Each line that holds the word "Calculus" should be returned.

Part of a data file:
════════════════

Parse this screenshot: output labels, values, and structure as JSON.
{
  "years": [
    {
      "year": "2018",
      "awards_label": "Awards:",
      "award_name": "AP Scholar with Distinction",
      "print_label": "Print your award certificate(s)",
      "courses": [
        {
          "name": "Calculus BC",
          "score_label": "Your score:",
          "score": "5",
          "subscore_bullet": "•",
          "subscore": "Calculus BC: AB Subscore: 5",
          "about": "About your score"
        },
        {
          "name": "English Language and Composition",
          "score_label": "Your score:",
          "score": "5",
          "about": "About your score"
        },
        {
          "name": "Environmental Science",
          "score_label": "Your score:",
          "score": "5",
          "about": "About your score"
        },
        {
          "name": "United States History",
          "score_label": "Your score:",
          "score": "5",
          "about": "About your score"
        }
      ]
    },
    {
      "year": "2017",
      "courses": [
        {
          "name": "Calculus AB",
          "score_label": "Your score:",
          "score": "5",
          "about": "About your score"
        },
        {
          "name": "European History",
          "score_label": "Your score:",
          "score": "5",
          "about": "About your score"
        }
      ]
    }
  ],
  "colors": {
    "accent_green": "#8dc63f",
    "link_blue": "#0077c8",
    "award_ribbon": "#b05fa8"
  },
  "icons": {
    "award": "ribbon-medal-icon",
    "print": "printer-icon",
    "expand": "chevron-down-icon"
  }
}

════════════════

_SOLUTION:_
          "name": "Calculus BC",
          "subscore": "Calculus BC: AB Subscore: 5",
          "name": "Calculus AB",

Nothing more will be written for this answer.